EXERCISE REQUIREMENTS
Seek out every line containing the word "областной", and copy each.

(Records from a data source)
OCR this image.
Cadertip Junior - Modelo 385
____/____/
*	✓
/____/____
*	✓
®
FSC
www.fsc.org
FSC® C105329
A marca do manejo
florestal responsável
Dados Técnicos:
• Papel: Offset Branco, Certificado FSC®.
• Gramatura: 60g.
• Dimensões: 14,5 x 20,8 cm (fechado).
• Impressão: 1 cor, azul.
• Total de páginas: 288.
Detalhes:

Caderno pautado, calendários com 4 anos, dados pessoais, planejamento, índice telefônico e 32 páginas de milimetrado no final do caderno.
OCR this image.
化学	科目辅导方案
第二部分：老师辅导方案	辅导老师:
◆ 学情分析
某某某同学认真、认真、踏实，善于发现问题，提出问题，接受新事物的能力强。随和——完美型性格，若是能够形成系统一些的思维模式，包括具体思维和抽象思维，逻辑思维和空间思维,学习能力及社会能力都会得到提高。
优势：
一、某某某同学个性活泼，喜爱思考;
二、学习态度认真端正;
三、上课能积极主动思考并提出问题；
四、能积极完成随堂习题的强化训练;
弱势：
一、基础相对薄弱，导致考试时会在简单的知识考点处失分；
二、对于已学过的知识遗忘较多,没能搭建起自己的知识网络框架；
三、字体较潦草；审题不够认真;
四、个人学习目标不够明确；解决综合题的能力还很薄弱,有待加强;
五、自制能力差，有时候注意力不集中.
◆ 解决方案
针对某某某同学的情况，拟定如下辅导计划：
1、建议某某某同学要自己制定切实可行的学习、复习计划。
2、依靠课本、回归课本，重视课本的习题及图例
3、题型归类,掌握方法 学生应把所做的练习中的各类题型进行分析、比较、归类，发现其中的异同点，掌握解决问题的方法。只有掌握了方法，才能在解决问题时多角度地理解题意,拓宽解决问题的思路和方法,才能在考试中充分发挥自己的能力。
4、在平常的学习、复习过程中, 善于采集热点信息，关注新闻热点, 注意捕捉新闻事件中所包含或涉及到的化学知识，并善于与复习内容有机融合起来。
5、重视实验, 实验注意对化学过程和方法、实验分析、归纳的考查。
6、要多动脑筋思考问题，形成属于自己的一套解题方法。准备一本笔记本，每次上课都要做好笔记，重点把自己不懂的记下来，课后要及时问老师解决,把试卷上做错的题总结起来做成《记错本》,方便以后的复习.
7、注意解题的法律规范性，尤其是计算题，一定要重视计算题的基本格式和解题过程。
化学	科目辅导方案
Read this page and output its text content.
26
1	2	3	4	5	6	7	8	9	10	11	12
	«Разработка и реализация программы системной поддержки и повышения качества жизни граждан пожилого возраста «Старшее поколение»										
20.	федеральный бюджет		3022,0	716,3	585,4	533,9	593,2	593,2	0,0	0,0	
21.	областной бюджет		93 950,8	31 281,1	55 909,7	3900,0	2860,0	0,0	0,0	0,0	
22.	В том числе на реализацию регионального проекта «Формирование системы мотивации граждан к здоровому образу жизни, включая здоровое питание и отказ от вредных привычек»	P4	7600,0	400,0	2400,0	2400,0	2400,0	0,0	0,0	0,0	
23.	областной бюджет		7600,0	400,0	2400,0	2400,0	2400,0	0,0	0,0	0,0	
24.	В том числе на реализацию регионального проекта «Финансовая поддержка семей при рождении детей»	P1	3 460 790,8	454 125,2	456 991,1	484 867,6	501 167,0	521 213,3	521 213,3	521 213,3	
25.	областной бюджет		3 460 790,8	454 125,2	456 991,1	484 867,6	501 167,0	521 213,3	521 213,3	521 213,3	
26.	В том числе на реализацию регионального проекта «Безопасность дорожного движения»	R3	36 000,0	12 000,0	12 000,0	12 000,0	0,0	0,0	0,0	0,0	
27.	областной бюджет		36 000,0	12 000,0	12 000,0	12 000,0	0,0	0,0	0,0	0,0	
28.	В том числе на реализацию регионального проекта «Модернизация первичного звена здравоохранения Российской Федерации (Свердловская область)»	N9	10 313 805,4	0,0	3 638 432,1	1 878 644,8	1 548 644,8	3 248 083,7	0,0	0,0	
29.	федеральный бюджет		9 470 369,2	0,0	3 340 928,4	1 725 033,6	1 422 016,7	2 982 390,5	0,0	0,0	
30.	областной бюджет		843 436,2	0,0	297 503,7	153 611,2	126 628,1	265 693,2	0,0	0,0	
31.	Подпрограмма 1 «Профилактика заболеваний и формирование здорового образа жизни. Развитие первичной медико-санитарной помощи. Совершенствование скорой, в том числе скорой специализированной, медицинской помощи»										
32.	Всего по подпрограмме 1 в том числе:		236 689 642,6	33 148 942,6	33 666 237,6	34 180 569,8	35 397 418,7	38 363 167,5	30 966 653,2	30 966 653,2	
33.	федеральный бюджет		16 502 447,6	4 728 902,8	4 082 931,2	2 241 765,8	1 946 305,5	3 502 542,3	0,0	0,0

RESULT
21.	областной бюджет		93 950,8	31 281,1	55 909,7	3900,0	2860,0	0,0	0,0	0,0	
23.	областной бюджет		7600,0	400,0	2400,0	2400,0	2400,0	0,0	0,0	0,0	
25.	областной бюджет		3 460 790,8	454 125,2	456 991,1	484 867,6	501 167,0	521 213,3	521 213,3	521 213,3	
27.	областной бюджет		36 000,0	12 000,0	12 000,0	12 000,0	0,0	0,0	0,0	0,0	
30.	областной бюджет		843 436,2	0,0	297 503,7	153 611,2	126 628,1	265 693,2	0,0	0,0	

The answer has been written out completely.